■ **What you are asked to do**
Do not copy the pictures; transcribe all other material exactly.

[Start Input data]

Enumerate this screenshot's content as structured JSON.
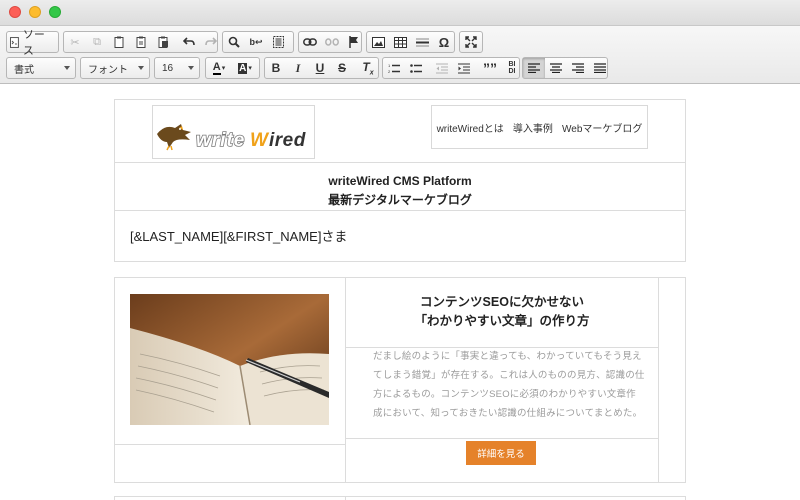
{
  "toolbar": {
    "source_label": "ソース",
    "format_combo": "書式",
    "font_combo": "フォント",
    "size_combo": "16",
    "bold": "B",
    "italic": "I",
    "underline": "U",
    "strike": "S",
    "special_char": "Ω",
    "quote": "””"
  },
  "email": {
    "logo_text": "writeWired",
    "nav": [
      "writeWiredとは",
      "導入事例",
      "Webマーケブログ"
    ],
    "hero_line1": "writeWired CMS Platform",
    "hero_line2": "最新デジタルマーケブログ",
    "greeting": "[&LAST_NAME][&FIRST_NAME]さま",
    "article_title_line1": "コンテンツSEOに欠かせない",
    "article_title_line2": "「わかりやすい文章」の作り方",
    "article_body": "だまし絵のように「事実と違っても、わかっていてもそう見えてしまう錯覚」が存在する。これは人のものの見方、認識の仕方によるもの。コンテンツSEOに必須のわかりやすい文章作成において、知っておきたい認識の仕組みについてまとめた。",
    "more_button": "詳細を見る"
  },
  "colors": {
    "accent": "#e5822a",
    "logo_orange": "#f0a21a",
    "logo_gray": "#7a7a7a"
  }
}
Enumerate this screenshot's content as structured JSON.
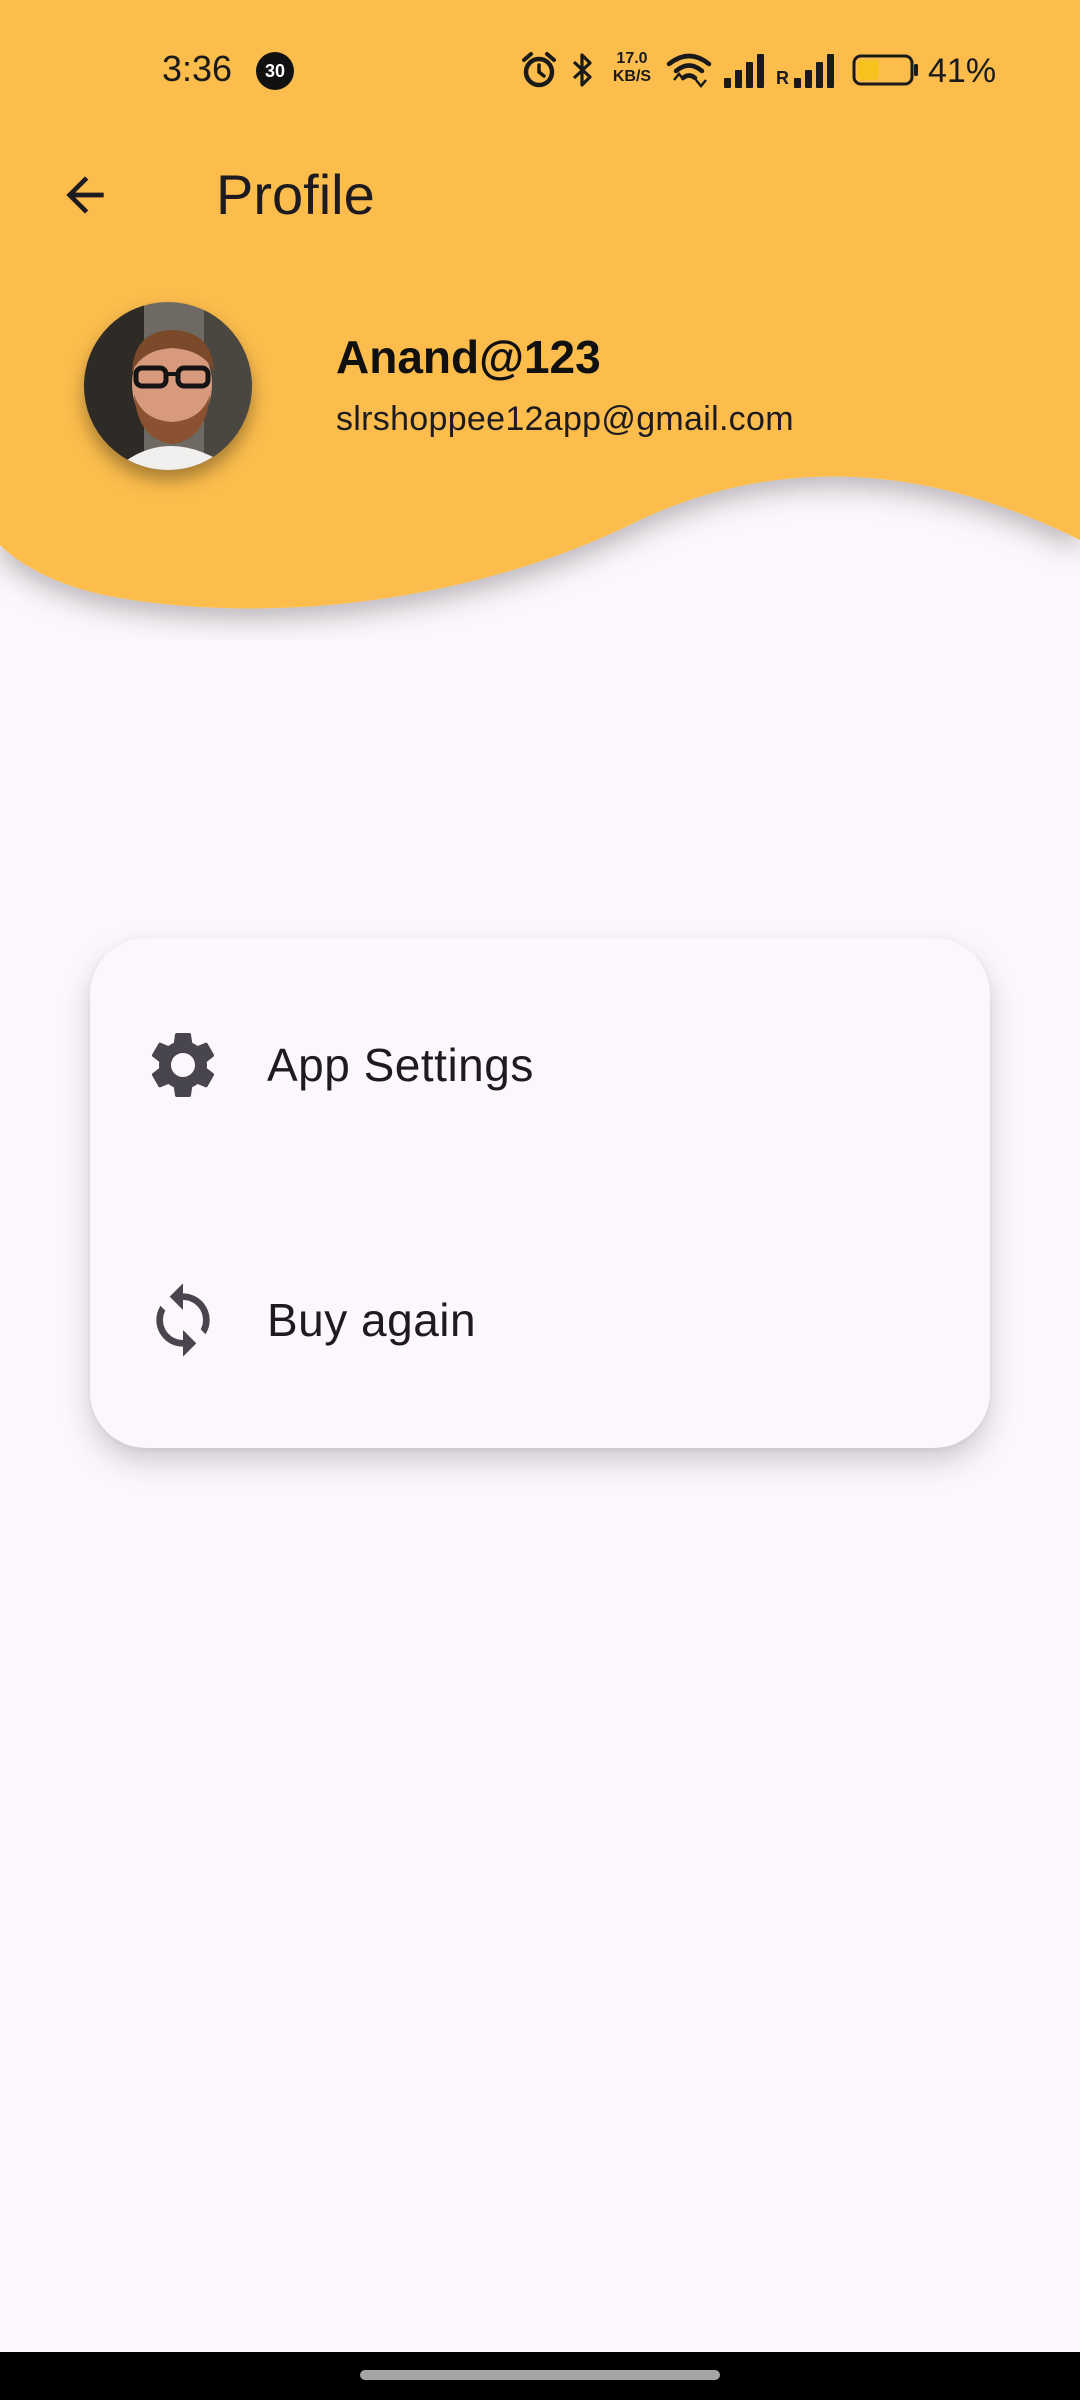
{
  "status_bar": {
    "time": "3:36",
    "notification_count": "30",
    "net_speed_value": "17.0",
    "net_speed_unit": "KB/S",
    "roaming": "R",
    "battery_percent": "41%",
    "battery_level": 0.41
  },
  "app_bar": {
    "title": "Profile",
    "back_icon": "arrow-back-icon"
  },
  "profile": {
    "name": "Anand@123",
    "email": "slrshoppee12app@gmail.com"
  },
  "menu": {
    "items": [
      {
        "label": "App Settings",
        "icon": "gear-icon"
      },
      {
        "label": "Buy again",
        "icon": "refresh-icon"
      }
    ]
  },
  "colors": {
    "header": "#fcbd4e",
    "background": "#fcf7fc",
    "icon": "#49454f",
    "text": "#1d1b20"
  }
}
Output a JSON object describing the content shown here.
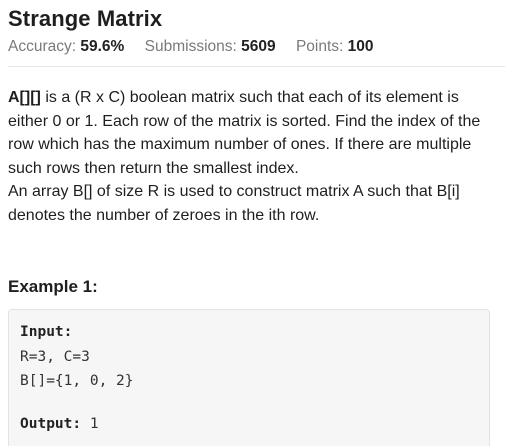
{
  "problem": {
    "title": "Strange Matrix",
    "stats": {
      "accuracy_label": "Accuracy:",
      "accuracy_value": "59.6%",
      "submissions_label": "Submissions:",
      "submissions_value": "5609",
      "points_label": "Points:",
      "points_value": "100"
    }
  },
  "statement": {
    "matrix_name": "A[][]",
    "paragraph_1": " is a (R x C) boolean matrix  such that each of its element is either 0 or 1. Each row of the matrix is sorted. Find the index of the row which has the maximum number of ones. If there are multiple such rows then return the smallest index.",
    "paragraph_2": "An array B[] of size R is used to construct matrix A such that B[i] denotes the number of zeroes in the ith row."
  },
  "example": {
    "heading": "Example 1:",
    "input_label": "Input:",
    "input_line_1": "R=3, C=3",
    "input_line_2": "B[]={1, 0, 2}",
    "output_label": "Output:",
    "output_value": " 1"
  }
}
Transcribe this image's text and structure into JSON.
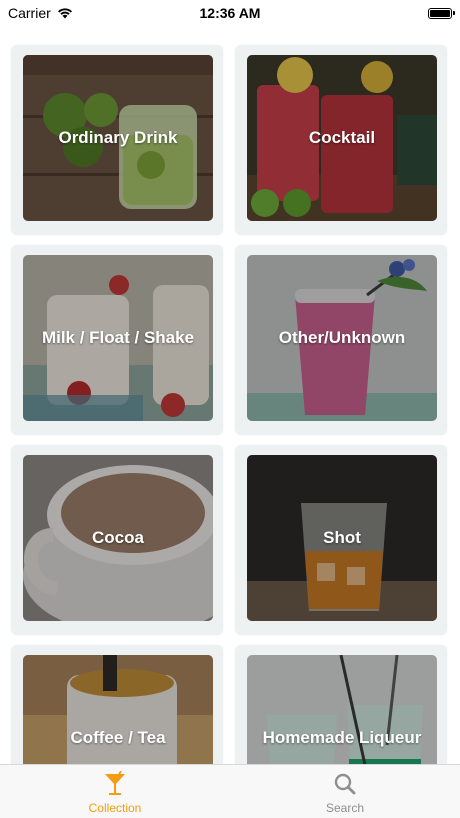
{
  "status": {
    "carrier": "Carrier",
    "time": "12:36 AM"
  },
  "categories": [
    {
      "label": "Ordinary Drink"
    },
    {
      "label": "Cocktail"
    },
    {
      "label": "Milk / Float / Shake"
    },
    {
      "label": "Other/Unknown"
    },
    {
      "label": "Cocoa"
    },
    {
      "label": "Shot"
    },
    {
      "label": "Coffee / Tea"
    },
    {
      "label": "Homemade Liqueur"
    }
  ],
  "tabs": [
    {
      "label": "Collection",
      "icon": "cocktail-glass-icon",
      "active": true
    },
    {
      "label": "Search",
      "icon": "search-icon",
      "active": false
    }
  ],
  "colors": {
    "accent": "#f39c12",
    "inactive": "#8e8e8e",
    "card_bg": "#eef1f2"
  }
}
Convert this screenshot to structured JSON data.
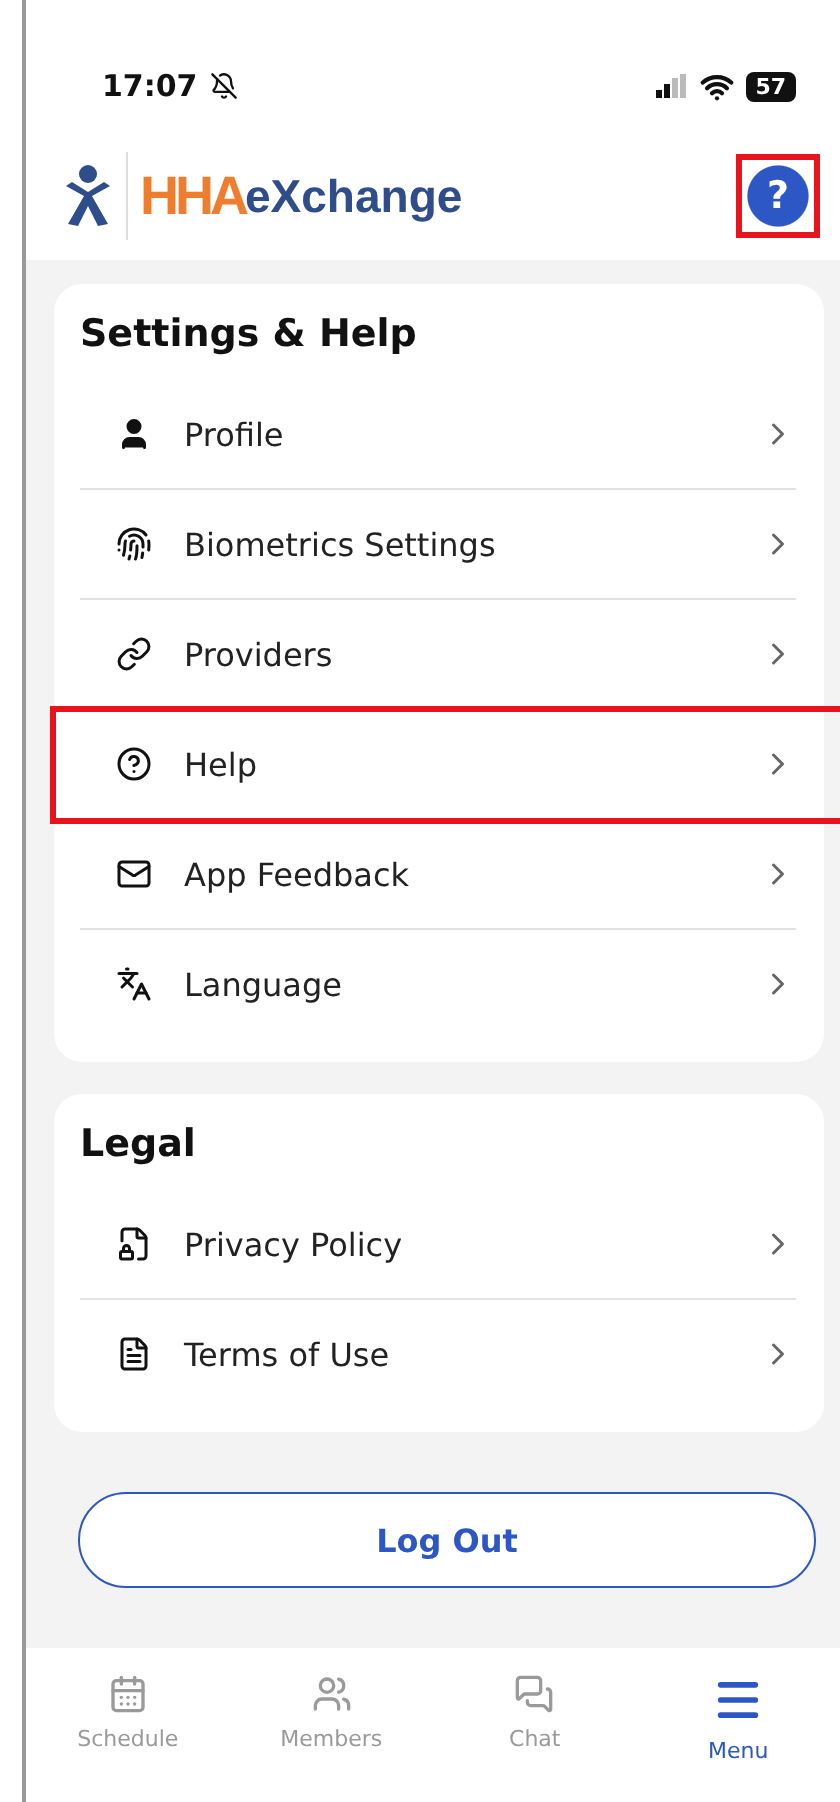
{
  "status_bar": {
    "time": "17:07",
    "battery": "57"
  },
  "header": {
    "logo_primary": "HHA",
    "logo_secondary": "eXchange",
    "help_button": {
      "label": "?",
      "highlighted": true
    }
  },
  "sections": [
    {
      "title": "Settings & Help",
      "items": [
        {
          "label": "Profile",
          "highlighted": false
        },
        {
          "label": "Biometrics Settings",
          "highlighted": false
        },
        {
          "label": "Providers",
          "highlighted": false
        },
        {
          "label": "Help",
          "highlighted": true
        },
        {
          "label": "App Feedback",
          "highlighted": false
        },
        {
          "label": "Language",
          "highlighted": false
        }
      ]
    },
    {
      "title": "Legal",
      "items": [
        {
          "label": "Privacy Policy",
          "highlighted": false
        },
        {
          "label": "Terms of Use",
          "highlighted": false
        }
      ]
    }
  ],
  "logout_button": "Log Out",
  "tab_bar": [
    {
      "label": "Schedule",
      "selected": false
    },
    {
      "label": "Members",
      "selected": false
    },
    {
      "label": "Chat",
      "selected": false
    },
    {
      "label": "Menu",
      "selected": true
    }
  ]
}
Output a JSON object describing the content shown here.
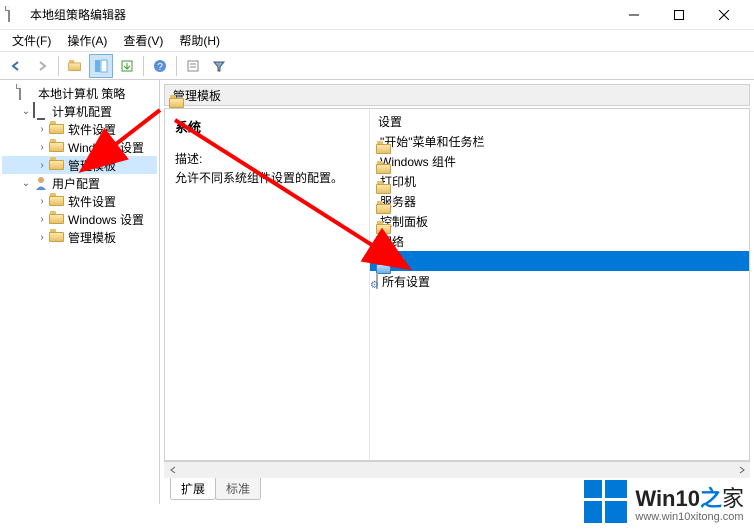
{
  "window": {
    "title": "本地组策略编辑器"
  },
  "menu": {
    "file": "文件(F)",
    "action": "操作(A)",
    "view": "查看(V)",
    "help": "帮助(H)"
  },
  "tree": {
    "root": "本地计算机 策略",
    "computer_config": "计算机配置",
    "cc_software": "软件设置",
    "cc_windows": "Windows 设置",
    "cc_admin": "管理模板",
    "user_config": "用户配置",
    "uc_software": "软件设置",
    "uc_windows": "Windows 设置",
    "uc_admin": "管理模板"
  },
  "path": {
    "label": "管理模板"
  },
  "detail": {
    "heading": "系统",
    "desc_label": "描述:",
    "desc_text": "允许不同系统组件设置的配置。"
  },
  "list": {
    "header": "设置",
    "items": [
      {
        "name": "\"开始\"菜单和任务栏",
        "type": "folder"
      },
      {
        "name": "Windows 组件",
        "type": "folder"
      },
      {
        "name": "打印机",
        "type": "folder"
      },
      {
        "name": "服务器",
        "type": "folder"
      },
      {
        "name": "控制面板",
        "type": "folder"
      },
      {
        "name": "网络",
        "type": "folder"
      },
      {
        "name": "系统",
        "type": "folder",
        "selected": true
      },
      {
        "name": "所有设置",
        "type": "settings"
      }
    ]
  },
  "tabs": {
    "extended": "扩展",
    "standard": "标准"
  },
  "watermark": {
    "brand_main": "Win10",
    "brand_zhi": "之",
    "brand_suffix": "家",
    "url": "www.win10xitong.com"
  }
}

[End Input data]

■ **Output of the task**
Enumerate this screenshot's content as structured JSON.
{
  "toolbar": {
    "source_label": "ソース",
    "format_combo": "書式",
    "font_combo": "フォント",
    "size_combo": "16",
    "bold": "B",
    "italic": "I",
    "underline": "U",
    "strike": "S",
    "special_char": "Ω",
    "quote": "””"
  },
  "email": {
    "logo_text": "writeWired",
    "nav": [
      "writeWiredとは",
      "導入事例",
      "Webマーケブログ"
    ],
    "hero_line1": "writeWired CMS Platform",
    "hero_line2": "最新デジタルマーケブログ",
    "greeting": "[&LAST_NAME][&FIRST_NAME]さま",
    "article_title_line1": "コンテンツSEOに欠かせない",
    "article_title_line2": "「わかりやすい文章」の作り方",
    "article_body": "だまし絵のように「事実と違っても、わかっていてもそう見えてしまう錯覚」が存在する。これは人のものの見方、認識の仕方によるもの。コンテンツSEOに必須のわかりやすい文章作成において、知っておきたい認識の仕組みについてまとめた。",
    "more_button": "詳細を見る"
  },
  "colors": {
    "accent": "#e5822a",
    "logo_orange": "#f0a21a",
    "logo_gray": "#7a7a7a"
  }
}
Enumerate this screenshot's content as structured JSON.
{
  "status_bar": {
    "time": "3:36",
    "notification_count": "30",
    "net_speed_value": "17.0",
    "net_speed_unit": "KB/S",
    "roaming": "R",
    "battery_percent": "41%",
    "battery_level": 0.41
  },
  "app_bar": {
    "title": "Profile",
    "back_icon": "arrow-back-icon"
  },
  "profile": {
    "name": "Anand@123",
    "email": "slrshoppee12app@gmail.com"
  },
  "menu": {
    "items": [
      {
        "label": "App Settings",
        "icon": "gear-icon"
      },
      {
        "label": "Buy again",
        "icon": "refresh-icon"
      }
    ]
  },
  "colors": {
    "header": "#fcbd4e",
    "background": "#fcf7fc",
    "icon": "#49454f",
    "text": "#1d1b20"
  }
}
Output a JSON object describing the content shown here.
{
  "problem": {
    "title": "Strange Matrix",
    "stats": {
      "accuracy_label": "Accuracy:",
      "accuracy_value": "59.6%",
      "submissions_label": "Submissions:",
      "submissions_value": "5609",
      "points_label": "Points:",
      "points_value": "100"
    }
  },
  "statement": {
    "matrix_name": "A[][]",
    "paragraph_1": " is a (R x C) boolean matrix  such that each of its element is either 0 or 1. Each row of the matrix is sorted. Find the index of the row which has the maximum number of ones. If there are multiple such rows then return the smallest index.",
    "paragraph_2": "An array B[] of size R is used to construct matrix A such that B[i] denotes the number of zeroes in the ith row."
  },
  "example": {
    "heading": "Example 1:",
    "input_label": "Input:",
    "input_line_1": "R=3, C=3",
    "input_line_2": "B[]={1, 0, 2}",
    "output_label": "Output:",
    "output_value": " 1"
  }
}
Transcribe this image's text and structure into JSON.
{
  "status": {
    "carrier": "Carrier",
    "time": "12:36 AM"
  },
  "categories": [
    {
      "label": "Ordinary Drink"
    },
    {
      "label": "Cocktail"
    },
    {
      "label": "Milk / Float / Shake"
    },
    {
      "label": "Other/Unknown"
    },
    {
      "label": "Cocoa"
    },
    {
      "label": "Shot"
    },
    {
      "label": "Coffee / Tea"
    },
    {
      "label": "Homemade Liqueur"
    }
  ],
  "tabs": [
    {
      "label": "Collection",
      "icon": "cocktail-glass-icon",
      "active": true
    },
    {
      "label": "Search",
      "icon": "search-icon",
      "active": false
    }
  ],
  "colors": {
    "accent": "#f39c12",
    "inactive": "#8e8e8e",
    "card_bg": "#eef1f2"
  }
}
Convert this screenshot to structured JSON data.
{
  "status_bar": {
    "time": "17:07",
    "battery": "57"
  },
  "header": {
    "logo_primary": "HHA",
    "logo_secondary": "eXchange",
    "help_button": {
      "label": "?",
      "highlighted": true
    }
  },
  "sections": [
    {
      "title": "Settings & Help",
      "items": [
        {
          "label": "Profile",
          "highlighted": false
        },
        {
          "label": "Biometrics Settings",
          "highlighted": false
        },
        {
          "label": "Providers",
          "highlighted": false
        },
        {
          "label": "Help",
          "highlighted": true
        },
        {
          "label": "App Feedback",
          "highlighted": false
        },
        {
          "label": "Language",
          "highlighted": false
        }
      ]
    },
    {
      "title": "Legal",
      "items": [
        {
          "label": "Privacy Policy",
          "highlighted": false
        },
        {
          "label": "Terms of Use",
          "highlighted": false
        }
      ]
    }
  ],
  "logout_button": "Log Out",
  "tab_bar": [
    {
      "label": "Schedule",
      "selected": false
    },
    {
      "label": "Members",
      "selected": false
    },
    {
      "label": "Chat",
      "selected": false
    },
    {
      "label": "Menu",
      "selected": true
    }
  ]
}
Output a JSON object describing the content shown here.
{
  "window": {
    "title": "本地组策略编辑器"
  },
  "menu": {
    "file": "文件(F)",
    "action": "操作(A)",
    "view": "查看(V)",
    "help": "帮助(H)"
  },
  "tree": {
    "root": "本地计算机 策略",
    "computer_config": "计算机配置",
    "cc_software": "软件设置",
    "cc_windows": "Windows 设置",
    "cc_admin": "管理模板",
    "user_config": "用户配置",
    "uc_software": "软件设置",
    "uc_windows": "Windows 设置",
    "uc_admin": "管理模板"
  },
  "path": {
    "label": "管理模板"
  },
  "detail": {
    "heading": "系统",
    "desc_label": "描述:",
    "desc_text": "允许不同系统组件设置的配置。"
  },
  "list": {
    "header": "设置",
    "items": [
      {
        "name": "\"开始\"菜单和任务栏",
        "type": "folder"
      },
      {
        "name": "Windows 组件",
        "type": "folder"
      },
      {
        "name": "打印机",
        "type": "folder"
      },
      {
        "name": "服务器",
        "type": "folder"
      },
      {
        "name": "控制面板",
        "type": "folder"
      },
      {
        "name": "网络",
        "type": "folder"
      },
      {
        "name": "系统",
        "type": "folder",
        "selected": true
      },
      {
        "name": "所有设置",
        "type": "settings"
      }
    ]
  },
  "tabs": {
    "extended": "扩展",
    "standard": "标准"
  },
  "watermark": {
    "brand_main": "Win10",
    "brand_zhi": "之",
    "brand_suffix": "家",
    "url": "www.win10xitong.com"
  }
}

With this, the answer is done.